Please transcribe the data that follows without the pictures, keeping every word the same.

---

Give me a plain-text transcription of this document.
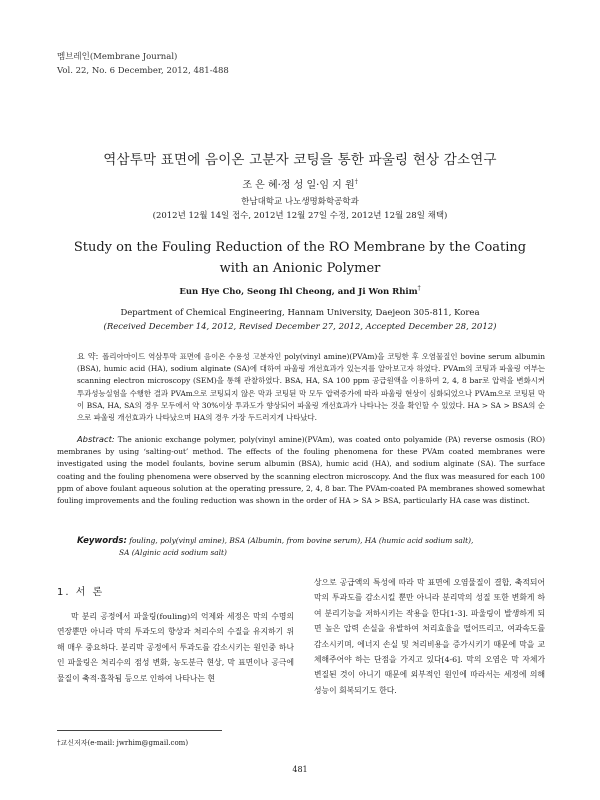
멤브레인(Membrane Journal)
Vol. 22, No. 6 December, 2012, 481-488
역삼투막 표면에 음이온 고분자 코팅을 통한 파울링 현상 감소연구
조 은 혜·정 성 일·임 지 원†
한남대학교 나노생명화학공학과
(2012년 12월 14일 접수, 2012년 12월 27일 수정, 2012년 12월 28일 채택)
Study on the Fouling Reduction of the RO Membrane by the Coating
with an Anionic Polymer
Eun Hye Cho, Seong Ihl Cheong, and Ji Won Rhim†
Department of Chemical Engineering, Hannam University, Daejeon 305-811, Korea
(Received December 14, 2012, Revised December 27, 2012, Accepted December 28, 2012)
요 약: 폴리아마이드 역삼투막 표면에 음이온 수용성 고분자인 poly(vinyl amine)(PVAm)을 코팅한 후 오염물질인 bovine serum albumin (BSA), humic acid (HA), sodium alginate (SA)에 대하여 파울링 개선효과가 있는지를 알아보고자 하였다. PVAm의 코팅과 파울링 여부는 scanning electron microscopy (SEM)을 통해 관찰하였다. BSA, HA, SA 100 ppm 공급원액을 이용하여 2, 4, 8 bar로 압력을 변화시켜 투과성능실험을 수행한 결과 PVAm으로 코팅되지 않은 막과 코팅된 막 모두 압력증가에 따라 파울링 현상이 심화되었으나 PVAm으로 코팅된 막이 BSA, HA, SA의 경우 모두에서 약 30%이상 투과도가 향상되어 파울링 개선효과가 나타나는 것을 확인할 수 있었다. HA > SA > BSA의 순으로 파울링 개선효과가 나타났으며 HA의 경우 가장 두드러지게 나타났다.
Abstract: The anionic exchange polymer, poly(vinyl amine)(PVAm), was coated onto polyamide (PA) reverse osmosis (RO) membranes by using ‘salting-out’ method. The effects of the fouling phenomena for these PVAm coated membranes were investigated using the model foulants, bovine serum albumin (BSA), humic acid (HA), and sodium alginate (SA). The surface coating and the fouling phenomena were observed by the scanning electron microscopy. And the flux was measured for each 100 ppm of above foulant aqueous solution at the operating pressure, 2, 4, 8 bar. The PVAm-coated PA membranes showed somewhat fouling improvements and the fouling reduction was shown in the order of HA > SA > BSA, particularly HA case was distinct.
Keywords: fouling, poly(vinyl amine), BSA (Albumin, from bovine serum), HA (humic acid sodium salt),
SA (Alginic acid sodium salt)
1. 서 론
막 분리 공정에서 파울링(fouling)의 억제와 세정은 막의 수명의 연장뿐만 아니라 막의 투과도의 향상과 처리수의 수질을 유지하기 위해 매우 중요하다. 분리막 공정에서 투과도를 감소시키는 원인중 하나인 파울링은 처리수의 점성 변화, 농도분극 현상, 막 표면이나 공극에 물질이 축적·흡착됨 등으로 인하여 나타나는 현
상으로 공급액의 특성에 따라 막 표면에 오염물질이 결합, 축적되어 막의 투과도를 감소시킬 뿐만 아니라 분리막의 성질 또한 변화게 하여 분리기능을 저하시키는 작용을 한다[1-3]. 파울링이 발생하게 되면 높은 압력 손실을 유발하여 처리효율을 떨어뜨리고, 여과속도를 감소시키며, 에너지 손실 및 처리비용을 증가시키기 때문에 막을 교체해주어야 하는 단점을 가지고 있다[4-6]. 막의 오염은 막 자체가 변질된 것이 아니기 때문에 외부적인 원인에 따라서는 세정에 의해 성능이 회복되기도 한다.
†교신저자(e-mail: jwrhim@gmail.com)
481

---

| FULL RESPONSE |
Give me a plain-text transcription of this document.
멤브레인(Membrane Journal)
Vol. 22, No. 6 December, 2012, 481-488
역삼투막 표면에 음이온 고분자 코팅을 통한 파울링 현상 감소연구
조 은 혜·정 성 일·임 지 원†
한남대학교 나노생명화학공학과
(2012년 12월 14일 접수, 2012년 12월 27일 수정, 2012년 12월 28일 채택)
Study on the Fouling Reduction of the RO Membrane by the Coating
with an Anionic Polymer
Eun Hye Cho, Seong Ihl Cheong, and Ji Won Rhim†
Department of Chemical Engineering, Hannam University, Daejeon 305-811, Korea
(Received December 14, 2012, Revised December 27, 2012, Accepted December 28, 2012)
요 약: 폴리아마이드 역삼투막 표면에 음이온 수용성 고분자인 poly(vinyl amine)(PVAm)을 코팅한 후 오염물질인 bovine serum albumin (BSA), humic acid (HA), sodium alginate (SA)에 대하여 파울링 개선효과가 있는지를 알아보고자 하였다. PVAm의 코팅과 파울링 여부는 scanning electron microscopy (SEM)을 통해 관찰하였다. BSA, HA, SA 100 ppm 공급원액을 이용하여 2, 4, 8 bar로 압력을 변화시켜 투과성능실험을 수행한 결과 PVAm으로 코팅되지 않은 막과 코팅된 막 모두 압력증가에 따라 파울링 현상이 심화되었으나 PVAm으로 코팅된 막이 BSA, HA, SA의 경우 모두에서 약 30%이상 투과도가 향상되어 파울링 개선효과가 나타나는 것을 확인할 수 있었다. HA > SA > BSA의 순으로 파울링 개선효과가 나타났으며 HA의 경우 가장 두드러지게 나타났다.
Abstract: The anionic exchange polymer, poly(vinyl amine)(PVAm), was coated onto polyamide (PA) reverse osmosis (RO) membranes by using ‘salting-out’ method. The effects of the fouling phenomena for these PVAm coated membranes were investigated using the model foulants, bovine serum albumin (BSA), humic acid (HA), and sodium alginate (SA). The surface coating and the fouling phenomena were observed by the scanning electron microscopy. And the flux was measured for each 100 ppm of above foulant aqueous solution at the operating pressure, 2, 4, 8 bar. The PVAm-coated PA membranes showed somewhat fouling improvements and the fouling reduction was shown in the order of HA > SA > BSA, particularly HA case was distinct.
Keywords: fouling, poly(vinyl amine), BSA (Albumin, from bovine serum), HA (humic acid sodium salt),
SA (Alginic acid sodium salt)
1. 서 론
막 분리 공정에서 파울링(fouling)의 억제와 세정은 막의 수명의 연장뿐만 아니라 막의 투과도의 향상과 처리수의 수질을 유지하기 위해 매우 중요하다. 분리막 공정에서 투과도를 감소시키는 원인중 하나인 파울링은 처리수의 점성 변화, 농도분극 현상, 막 표면이나 공극에 물질이 축적·흡착됨 등으로 인하여 나타나는 현
상으로 공급액의 특성에 따라 막 표면에 오염물질이 결합, 축적되어 막의 투과도를 감소시킬 뿐만 아니라 분리막의 성질 또한 변화게 하여 분리기능을 저하시키는 작용을 한다[1-3]. 파울링이 발생하게 되면 높은 압력 손실을 유발하여 처리효율을 떨어뜨리고, 여과속도를 감소시키며, 에너지 손실 및 처리비용을 증가시키기 때문에 막을 교체해주어야 하는 단점을 가지고 있다[4-6]. 막의 오염은 막 자체가 변질된 것이 아니기 때문에 외부적인 원인에 따라서는 세정에 의해 성능이 회복되기도 한다.
†교신저자(e-mail: jwrhim@gmail.com)
481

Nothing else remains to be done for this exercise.